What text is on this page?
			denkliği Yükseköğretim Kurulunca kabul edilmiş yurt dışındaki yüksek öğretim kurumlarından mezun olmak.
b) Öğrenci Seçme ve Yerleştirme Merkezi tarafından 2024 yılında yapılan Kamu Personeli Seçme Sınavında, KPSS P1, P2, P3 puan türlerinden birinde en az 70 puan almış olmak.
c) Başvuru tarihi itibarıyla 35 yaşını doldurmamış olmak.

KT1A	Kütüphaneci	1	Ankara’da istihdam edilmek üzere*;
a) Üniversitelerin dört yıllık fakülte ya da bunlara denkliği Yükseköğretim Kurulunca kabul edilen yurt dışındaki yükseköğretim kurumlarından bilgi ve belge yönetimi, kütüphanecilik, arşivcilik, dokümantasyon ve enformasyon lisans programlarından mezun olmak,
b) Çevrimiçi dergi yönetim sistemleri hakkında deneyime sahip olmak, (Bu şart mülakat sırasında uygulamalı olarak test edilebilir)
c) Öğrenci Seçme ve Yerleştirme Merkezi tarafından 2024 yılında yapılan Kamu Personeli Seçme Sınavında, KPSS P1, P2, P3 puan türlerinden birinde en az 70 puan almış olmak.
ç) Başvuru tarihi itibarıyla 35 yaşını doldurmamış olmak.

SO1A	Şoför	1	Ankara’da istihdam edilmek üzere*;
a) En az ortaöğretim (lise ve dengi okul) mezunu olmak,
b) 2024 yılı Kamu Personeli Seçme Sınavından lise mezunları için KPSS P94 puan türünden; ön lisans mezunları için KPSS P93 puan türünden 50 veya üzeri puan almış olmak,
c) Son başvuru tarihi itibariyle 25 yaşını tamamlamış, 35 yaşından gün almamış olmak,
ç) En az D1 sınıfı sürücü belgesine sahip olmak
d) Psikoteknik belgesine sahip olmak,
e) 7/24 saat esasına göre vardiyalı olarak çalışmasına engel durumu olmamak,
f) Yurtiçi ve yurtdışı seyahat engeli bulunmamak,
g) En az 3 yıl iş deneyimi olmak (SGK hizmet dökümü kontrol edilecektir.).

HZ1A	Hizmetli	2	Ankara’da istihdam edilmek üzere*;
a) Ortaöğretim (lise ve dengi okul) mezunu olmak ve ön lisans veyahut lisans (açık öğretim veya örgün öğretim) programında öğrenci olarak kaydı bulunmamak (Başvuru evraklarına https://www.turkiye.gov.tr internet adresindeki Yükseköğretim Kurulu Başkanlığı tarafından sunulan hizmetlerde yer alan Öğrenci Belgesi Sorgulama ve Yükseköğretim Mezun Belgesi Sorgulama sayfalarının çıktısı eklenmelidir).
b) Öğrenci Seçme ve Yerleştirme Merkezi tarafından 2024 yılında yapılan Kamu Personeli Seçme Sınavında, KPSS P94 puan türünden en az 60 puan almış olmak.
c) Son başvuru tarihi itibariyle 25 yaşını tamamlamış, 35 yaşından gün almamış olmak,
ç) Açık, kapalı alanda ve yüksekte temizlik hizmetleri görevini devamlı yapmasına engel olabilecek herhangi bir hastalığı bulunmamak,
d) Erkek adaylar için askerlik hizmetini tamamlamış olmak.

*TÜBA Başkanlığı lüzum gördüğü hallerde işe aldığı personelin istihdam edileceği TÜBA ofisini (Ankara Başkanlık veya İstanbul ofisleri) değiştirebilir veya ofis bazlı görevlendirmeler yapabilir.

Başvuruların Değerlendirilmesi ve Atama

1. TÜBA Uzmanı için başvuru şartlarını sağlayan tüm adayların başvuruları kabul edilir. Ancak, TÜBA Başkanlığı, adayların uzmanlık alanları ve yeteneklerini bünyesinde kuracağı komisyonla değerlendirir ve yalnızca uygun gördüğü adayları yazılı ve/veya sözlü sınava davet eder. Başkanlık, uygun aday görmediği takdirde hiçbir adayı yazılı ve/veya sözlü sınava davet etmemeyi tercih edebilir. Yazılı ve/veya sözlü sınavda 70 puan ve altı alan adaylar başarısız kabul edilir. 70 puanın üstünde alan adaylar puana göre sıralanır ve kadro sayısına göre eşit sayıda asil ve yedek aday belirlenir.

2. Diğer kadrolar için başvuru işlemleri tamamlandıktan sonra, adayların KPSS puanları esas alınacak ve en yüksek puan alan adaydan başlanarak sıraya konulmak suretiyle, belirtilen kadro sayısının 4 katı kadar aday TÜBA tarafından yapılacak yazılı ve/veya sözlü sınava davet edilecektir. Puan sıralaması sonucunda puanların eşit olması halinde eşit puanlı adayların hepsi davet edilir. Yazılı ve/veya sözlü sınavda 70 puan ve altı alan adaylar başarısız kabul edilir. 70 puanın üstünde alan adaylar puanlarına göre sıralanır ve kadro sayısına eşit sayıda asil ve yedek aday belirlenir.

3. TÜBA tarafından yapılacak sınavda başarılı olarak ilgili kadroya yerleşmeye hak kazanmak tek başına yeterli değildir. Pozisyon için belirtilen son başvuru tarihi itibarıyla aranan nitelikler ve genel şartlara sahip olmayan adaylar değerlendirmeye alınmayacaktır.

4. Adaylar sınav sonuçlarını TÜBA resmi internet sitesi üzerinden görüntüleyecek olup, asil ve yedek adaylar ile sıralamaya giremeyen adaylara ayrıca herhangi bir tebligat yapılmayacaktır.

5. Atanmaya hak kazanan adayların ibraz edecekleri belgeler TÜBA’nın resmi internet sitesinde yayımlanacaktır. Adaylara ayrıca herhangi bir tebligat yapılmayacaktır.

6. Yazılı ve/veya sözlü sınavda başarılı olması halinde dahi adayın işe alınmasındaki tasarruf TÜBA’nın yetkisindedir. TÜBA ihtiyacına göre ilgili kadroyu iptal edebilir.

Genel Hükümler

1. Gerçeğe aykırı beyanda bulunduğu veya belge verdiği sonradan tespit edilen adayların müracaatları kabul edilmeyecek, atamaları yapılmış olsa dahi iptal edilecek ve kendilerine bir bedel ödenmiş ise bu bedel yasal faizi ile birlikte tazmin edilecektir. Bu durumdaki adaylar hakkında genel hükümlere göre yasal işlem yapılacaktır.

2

= = = = =

Copy out each line in the preceding records that contains "kurumlarından".

◆ **SOLUTION**:
			denkliği Yükseköğretim Kurulunca kabul edilmiş yurt dışındaki yüksek öğretim kurumlarından mezun olmak.
a) Üniversitelerin dört yıllık fakülte ya da bunlara denkliği Yükseköğretim Kurulunca kabul edilen yurt dışındaki yükseköğretim kurumlarından bilgi ve belge yönetimi, kütüphanecilik, arşivcilik, dokümantasyon ve enformasyon lisans programlarından mezun olmak,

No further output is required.